_Exercise details_
Work out how many lines of the material below mention the word "Razem"; reply with the number only.

[START]

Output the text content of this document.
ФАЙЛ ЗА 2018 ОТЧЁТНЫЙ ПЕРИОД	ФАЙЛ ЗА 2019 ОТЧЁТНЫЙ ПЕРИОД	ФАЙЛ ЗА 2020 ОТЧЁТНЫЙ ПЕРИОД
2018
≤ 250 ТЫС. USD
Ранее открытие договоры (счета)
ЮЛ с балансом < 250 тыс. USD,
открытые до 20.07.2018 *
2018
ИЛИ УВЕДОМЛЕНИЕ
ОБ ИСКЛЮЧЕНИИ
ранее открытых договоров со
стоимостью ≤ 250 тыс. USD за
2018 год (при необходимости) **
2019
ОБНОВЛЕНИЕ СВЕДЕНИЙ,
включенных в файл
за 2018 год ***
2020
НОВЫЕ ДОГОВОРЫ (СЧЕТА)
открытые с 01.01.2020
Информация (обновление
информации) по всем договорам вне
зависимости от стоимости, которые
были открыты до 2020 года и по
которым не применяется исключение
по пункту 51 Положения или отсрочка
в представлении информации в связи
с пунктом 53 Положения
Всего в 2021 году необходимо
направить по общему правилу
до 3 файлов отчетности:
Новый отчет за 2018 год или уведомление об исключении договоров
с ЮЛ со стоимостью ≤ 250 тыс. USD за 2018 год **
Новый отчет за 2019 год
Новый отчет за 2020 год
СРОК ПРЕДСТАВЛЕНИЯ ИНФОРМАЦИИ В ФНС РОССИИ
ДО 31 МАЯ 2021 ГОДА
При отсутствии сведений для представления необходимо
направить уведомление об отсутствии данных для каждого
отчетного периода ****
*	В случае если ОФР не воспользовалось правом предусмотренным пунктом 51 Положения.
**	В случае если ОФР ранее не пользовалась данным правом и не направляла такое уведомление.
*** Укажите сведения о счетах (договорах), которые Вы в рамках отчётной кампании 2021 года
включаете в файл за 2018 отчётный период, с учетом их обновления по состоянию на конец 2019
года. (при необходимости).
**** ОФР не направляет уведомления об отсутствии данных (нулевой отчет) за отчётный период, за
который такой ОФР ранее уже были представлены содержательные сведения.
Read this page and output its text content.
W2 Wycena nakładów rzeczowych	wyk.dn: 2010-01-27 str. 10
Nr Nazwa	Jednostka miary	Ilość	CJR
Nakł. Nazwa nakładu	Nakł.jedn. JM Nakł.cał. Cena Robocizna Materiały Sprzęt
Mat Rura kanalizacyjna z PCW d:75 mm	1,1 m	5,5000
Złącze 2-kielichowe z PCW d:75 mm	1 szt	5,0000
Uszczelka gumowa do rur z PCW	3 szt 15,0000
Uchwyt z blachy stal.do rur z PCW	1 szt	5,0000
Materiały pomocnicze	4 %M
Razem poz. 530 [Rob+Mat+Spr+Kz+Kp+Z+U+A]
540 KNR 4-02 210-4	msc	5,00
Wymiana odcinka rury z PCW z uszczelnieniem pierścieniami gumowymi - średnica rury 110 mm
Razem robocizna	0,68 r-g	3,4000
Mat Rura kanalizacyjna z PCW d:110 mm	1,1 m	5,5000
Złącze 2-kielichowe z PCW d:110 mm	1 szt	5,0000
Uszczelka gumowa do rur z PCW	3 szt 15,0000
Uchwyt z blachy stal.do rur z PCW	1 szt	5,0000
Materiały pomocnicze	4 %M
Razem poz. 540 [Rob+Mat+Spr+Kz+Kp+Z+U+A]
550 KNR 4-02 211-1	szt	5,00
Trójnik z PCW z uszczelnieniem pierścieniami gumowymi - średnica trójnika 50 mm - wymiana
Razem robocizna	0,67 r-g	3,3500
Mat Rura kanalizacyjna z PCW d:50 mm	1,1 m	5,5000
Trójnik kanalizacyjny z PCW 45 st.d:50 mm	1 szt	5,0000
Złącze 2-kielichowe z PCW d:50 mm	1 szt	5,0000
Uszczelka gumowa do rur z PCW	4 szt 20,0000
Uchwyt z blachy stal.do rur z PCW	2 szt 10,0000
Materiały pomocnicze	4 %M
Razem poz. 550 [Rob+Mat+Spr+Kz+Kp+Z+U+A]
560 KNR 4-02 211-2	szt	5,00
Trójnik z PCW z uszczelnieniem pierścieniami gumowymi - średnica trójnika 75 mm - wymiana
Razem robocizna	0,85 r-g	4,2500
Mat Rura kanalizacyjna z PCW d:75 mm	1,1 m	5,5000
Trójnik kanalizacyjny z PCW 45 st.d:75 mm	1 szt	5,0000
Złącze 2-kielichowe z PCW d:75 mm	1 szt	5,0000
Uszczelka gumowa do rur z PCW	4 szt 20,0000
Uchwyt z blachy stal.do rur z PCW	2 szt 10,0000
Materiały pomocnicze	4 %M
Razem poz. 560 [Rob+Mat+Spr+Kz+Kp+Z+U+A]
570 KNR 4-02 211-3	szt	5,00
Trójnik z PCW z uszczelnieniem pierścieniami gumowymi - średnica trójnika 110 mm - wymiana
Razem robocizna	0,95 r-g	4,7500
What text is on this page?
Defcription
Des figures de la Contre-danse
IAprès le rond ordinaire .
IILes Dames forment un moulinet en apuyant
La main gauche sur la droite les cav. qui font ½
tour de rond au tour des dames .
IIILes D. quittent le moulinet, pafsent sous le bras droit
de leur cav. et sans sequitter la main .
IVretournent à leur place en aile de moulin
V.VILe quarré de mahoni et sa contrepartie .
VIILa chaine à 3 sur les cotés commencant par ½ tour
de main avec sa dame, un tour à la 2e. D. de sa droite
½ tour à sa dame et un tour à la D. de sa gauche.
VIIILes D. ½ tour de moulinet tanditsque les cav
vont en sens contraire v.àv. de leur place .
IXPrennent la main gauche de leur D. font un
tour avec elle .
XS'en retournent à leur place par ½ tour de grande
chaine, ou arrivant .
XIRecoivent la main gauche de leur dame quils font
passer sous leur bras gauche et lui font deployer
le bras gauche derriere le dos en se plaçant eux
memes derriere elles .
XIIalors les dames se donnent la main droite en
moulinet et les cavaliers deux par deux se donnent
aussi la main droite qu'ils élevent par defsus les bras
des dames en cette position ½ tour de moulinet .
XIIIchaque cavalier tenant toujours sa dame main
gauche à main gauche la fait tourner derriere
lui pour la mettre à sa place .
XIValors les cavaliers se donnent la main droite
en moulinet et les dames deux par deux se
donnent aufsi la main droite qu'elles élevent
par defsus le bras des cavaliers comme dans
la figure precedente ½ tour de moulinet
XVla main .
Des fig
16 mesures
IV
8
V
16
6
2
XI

[END]

_Result_
8